*Short task:* Collect each line holding the string "creditore".

*Items:*
---

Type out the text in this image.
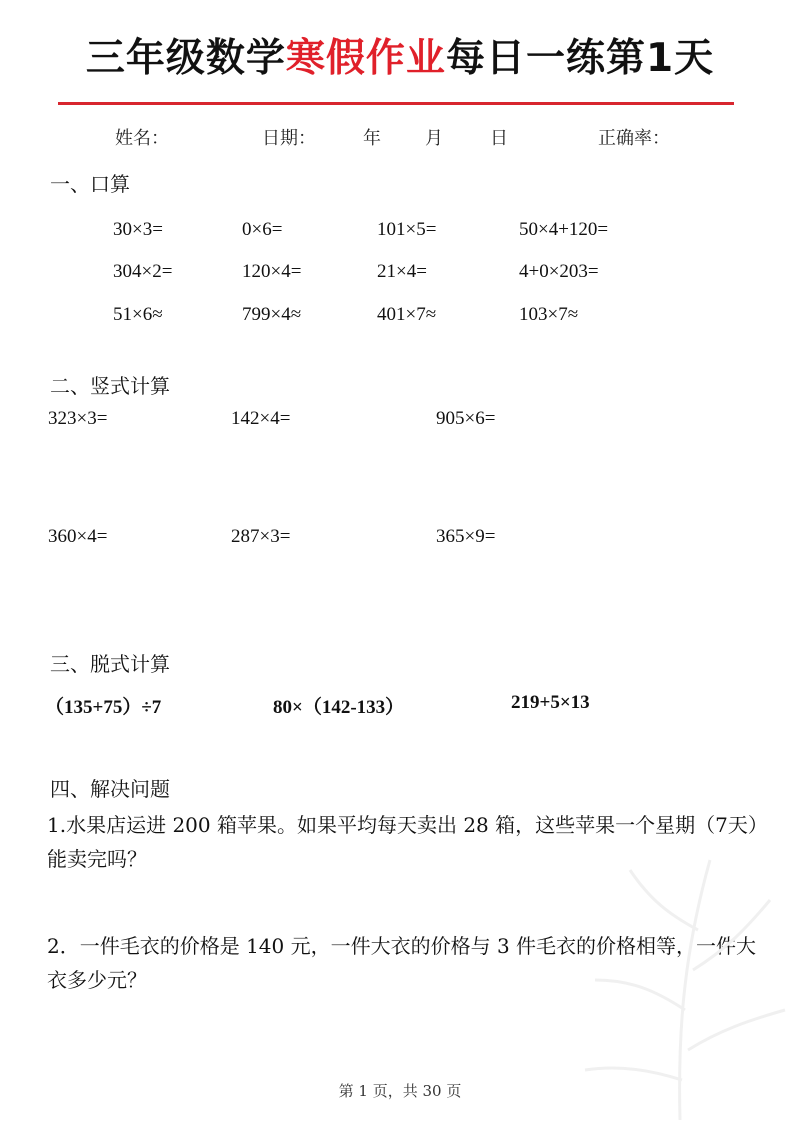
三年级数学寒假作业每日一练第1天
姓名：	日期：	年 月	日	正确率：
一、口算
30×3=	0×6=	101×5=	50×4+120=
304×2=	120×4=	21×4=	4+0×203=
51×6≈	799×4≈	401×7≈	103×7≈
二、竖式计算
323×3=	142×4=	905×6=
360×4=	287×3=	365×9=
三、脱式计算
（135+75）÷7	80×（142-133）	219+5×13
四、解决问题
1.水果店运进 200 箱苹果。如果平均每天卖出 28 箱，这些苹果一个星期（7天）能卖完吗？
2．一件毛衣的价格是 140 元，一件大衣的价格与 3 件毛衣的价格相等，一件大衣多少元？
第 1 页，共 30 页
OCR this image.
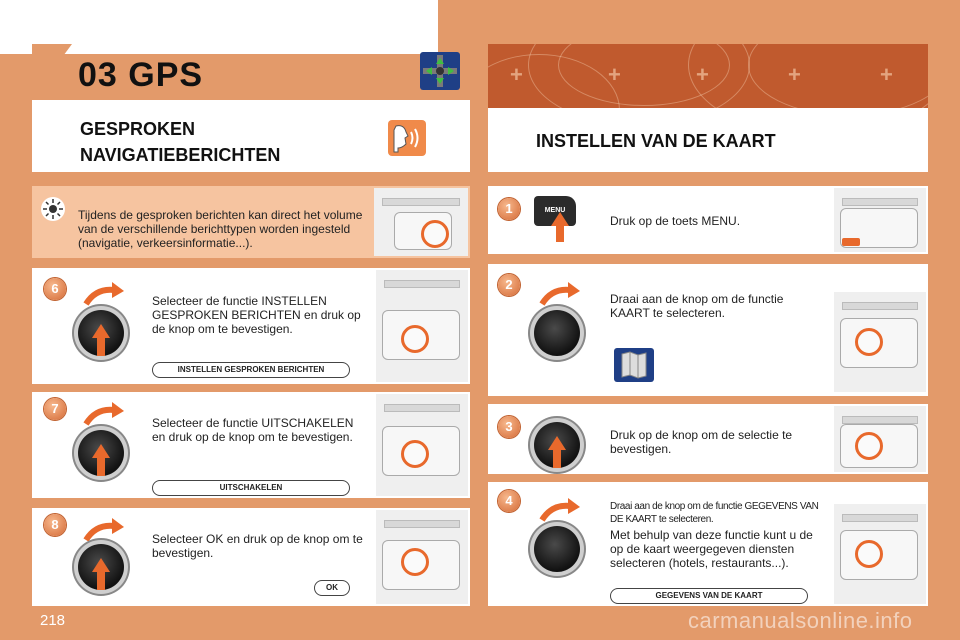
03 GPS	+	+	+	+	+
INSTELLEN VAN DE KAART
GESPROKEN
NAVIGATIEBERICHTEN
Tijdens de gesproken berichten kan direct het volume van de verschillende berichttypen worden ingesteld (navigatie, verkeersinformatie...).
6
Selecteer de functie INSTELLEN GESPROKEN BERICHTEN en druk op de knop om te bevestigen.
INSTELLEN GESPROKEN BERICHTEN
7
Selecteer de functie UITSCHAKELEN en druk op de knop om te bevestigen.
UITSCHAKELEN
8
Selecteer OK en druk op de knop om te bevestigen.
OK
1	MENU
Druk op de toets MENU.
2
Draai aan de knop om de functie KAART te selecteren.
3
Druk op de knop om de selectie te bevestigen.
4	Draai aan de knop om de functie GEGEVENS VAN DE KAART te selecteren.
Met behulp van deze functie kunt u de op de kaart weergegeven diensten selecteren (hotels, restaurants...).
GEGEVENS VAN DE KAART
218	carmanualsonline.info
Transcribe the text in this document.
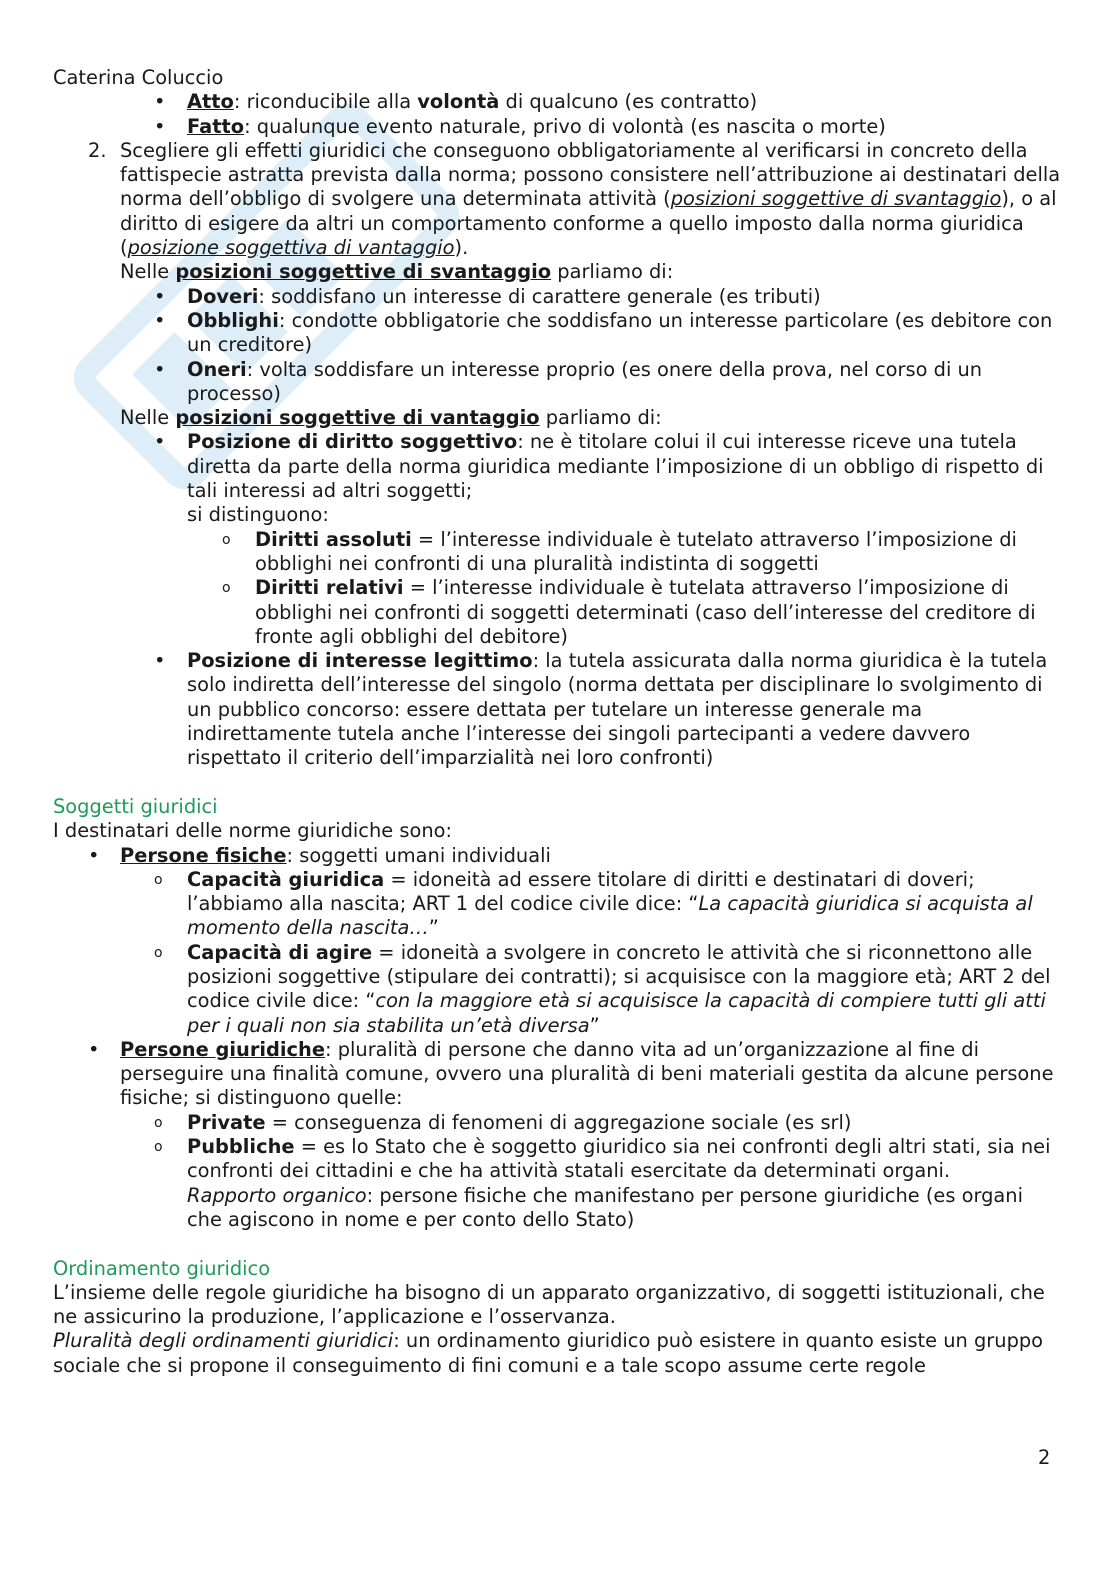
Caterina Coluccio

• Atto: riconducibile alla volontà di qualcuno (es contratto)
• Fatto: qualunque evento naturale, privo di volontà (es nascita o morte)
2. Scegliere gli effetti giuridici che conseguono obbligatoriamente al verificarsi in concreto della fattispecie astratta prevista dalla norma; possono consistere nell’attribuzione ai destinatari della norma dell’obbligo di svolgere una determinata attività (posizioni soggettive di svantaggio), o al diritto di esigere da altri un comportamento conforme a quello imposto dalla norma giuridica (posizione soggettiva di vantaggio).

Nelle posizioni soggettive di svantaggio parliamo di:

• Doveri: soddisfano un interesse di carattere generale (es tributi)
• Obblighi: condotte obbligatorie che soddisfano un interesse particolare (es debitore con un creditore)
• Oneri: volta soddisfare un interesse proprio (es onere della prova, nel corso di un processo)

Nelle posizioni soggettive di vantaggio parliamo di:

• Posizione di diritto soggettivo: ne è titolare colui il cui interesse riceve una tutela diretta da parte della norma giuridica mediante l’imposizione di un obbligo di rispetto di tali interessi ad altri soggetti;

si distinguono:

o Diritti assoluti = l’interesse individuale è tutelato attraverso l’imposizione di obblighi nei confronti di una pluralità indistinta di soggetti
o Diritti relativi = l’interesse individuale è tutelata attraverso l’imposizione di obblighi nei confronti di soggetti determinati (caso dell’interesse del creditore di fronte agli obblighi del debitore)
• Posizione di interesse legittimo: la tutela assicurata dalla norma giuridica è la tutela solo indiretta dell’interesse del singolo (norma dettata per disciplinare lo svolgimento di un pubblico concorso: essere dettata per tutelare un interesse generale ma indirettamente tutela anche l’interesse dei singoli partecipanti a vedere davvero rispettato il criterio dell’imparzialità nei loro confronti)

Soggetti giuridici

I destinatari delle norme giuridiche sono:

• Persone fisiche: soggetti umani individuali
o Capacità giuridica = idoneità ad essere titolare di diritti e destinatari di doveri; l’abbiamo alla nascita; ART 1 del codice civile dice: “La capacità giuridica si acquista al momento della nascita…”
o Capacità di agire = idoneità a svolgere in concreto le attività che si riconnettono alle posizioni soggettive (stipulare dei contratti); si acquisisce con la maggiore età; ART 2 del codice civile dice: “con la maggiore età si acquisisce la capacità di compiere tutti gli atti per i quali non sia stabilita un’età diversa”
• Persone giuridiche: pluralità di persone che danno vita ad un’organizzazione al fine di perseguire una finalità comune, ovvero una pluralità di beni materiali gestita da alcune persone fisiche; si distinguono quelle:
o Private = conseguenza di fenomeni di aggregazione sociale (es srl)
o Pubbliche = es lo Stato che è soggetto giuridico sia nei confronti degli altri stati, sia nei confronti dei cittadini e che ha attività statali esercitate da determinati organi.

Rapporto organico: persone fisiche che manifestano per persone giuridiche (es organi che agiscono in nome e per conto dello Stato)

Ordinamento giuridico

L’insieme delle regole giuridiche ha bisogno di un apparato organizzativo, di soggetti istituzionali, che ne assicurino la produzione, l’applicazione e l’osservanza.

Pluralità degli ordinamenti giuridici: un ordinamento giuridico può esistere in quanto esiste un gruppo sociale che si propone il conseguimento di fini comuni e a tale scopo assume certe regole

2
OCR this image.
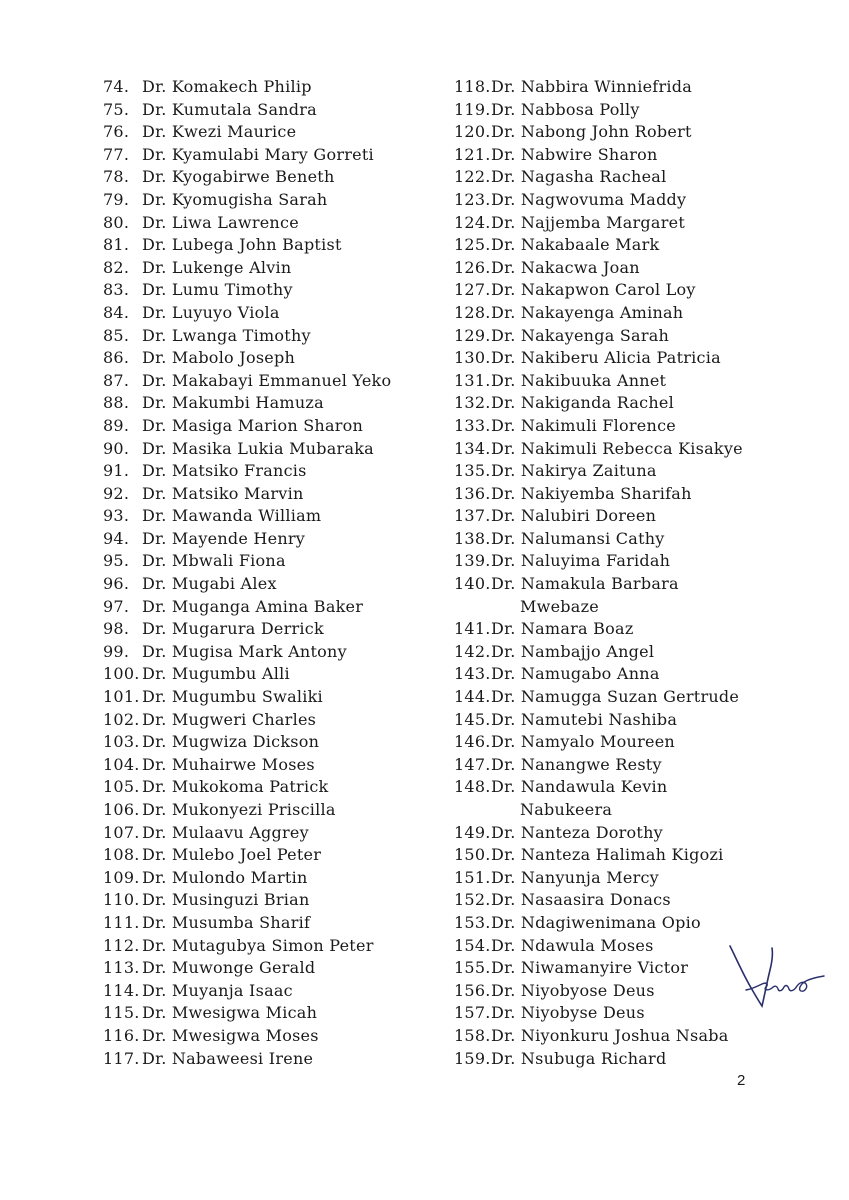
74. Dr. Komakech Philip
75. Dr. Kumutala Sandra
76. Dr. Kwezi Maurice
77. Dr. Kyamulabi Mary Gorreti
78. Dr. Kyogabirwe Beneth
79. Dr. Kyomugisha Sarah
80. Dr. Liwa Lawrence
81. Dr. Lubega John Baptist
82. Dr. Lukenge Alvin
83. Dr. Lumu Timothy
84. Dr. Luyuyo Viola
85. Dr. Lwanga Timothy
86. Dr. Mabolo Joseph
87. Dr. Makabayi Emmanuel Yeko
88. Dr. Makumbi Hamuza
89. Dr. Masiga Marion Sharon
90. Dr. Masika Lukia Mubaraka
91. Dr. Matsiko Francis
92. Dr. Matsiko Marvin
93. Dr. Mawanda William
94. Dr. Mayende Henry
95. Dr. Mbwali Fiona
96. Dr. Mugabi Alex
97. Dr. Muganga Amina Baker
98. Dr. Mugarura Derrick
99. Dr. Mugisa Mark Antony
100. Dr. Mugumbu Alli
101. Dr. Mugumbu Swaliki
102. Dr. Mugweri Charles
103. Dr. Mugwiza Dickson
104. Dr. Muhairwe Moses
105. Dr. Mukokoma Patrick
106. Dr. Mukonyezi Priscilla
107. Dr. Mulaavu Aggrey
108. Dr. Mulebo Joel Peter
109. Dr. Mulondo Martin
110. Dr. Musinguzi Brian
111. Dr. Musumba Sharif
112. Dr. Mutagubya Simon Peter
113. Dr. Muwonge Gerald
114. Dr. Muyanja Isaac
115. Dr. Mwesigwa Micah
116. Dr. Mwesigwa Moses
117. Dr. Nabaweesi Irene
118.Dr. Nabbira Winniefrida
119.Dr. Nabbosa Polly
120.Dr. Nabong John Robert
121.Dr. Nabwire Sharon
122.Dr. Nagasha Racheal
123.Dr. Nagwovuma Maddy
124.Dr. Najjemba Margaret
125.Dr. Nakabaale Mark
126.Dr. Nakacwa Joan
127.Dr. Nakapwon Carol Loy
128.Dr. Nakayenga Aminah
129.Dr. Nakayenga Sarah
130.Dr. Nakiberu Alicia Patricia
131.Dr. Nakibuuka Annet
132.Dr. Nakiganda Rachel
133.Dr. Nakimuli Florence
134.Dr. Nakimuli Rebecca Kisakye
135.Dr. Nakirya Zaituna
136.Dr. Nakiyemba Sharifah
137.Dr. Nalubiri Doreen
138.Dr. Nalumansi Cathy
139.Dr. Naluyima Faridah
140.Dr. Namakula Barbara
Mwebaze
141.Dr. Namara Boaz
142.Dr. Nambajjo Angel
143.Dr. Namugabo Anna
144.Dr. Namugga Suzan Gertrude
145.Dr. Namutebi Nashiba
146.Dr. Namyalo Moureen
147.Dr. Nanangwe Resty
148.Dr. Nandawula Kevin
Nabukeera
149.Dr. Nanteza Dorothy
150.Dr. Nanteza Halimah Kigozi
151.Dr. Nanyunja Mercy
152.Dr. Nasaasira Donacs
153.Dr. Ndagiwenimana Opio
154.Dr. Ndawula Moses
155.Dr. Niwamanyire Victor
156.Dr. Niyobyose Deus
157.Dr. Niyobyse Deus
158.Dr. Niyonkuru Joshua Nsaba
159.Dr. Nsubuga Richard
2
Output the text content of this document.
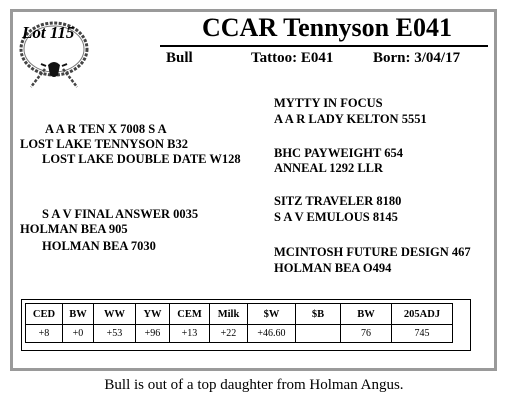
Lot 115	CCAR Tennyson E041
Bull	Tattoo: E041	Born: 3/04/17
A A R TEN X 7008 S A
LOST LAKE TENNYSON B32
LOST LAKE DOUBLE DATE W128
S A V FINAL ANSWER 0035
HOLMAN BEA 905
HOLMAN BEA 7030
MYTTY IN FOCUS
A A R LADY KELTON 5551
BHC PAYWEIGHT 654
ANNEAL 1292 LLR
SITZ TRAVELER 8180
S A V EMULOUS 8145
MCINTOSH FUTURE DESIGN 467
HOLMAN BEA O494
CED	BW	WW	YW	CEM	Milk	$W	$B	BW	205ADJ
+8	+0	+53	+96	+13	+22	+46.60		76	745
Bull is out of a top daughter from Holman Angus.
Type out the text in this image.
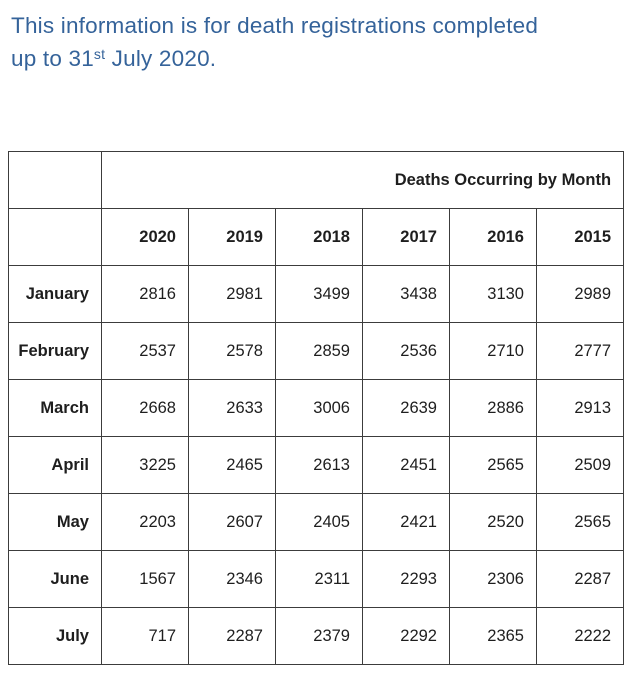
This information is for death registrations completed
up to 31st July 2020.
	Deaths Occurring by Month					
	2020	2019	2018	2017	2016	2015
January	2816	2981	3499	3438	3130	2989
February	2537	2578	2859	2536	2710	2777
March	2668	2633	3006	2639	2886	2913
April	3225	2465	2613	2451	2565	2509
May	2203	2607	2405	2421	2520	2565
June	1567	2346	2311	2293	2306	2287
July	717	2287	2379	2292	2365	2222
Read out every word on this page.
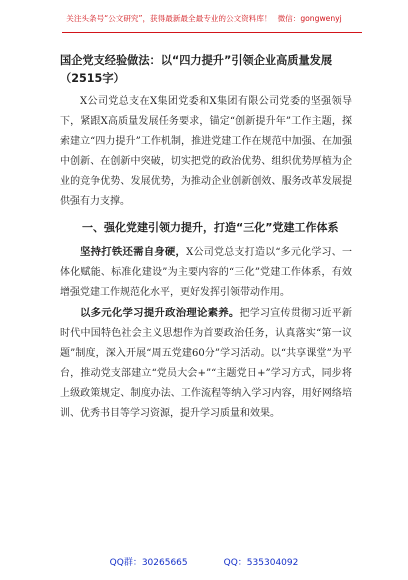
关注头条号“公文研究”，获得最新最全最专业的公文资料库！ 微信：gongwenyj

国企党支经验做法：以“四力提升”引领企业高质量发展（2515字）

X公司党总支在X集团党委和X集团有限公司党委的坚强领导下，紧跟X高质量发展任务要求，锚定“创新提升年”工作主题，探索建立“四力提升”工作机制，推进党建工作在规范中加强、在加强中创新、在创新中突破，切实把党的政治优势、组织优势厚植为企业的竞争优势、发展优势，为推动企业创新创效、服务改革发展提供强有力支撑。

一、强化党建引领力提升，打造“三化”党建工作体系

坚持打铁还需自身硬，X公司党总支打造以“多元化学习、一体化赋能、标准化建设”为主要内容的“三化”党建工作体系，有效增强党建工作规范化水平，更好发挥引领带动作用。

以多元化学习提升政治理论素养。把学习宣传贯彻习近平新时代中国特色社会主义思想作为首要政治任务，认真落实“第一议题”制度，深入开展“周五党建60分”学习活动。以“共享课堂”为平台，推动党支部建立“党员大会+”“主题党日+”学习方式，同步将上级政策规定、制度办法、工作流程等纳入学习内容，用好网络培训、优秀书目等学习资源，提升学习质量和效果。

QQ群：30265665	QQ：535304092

---

*Task answer:*
• Obblighi: condotte obbligatorie che soddisfano un interesse particolare (es debitore con un creditore)
o Diritti relativi = l’interesse individuale è tutelata attraverso l’imposizione di obblighi nei confronti di soggetti determinati (caso dell’interesse del creditore di fronte agli obblighi del debitore)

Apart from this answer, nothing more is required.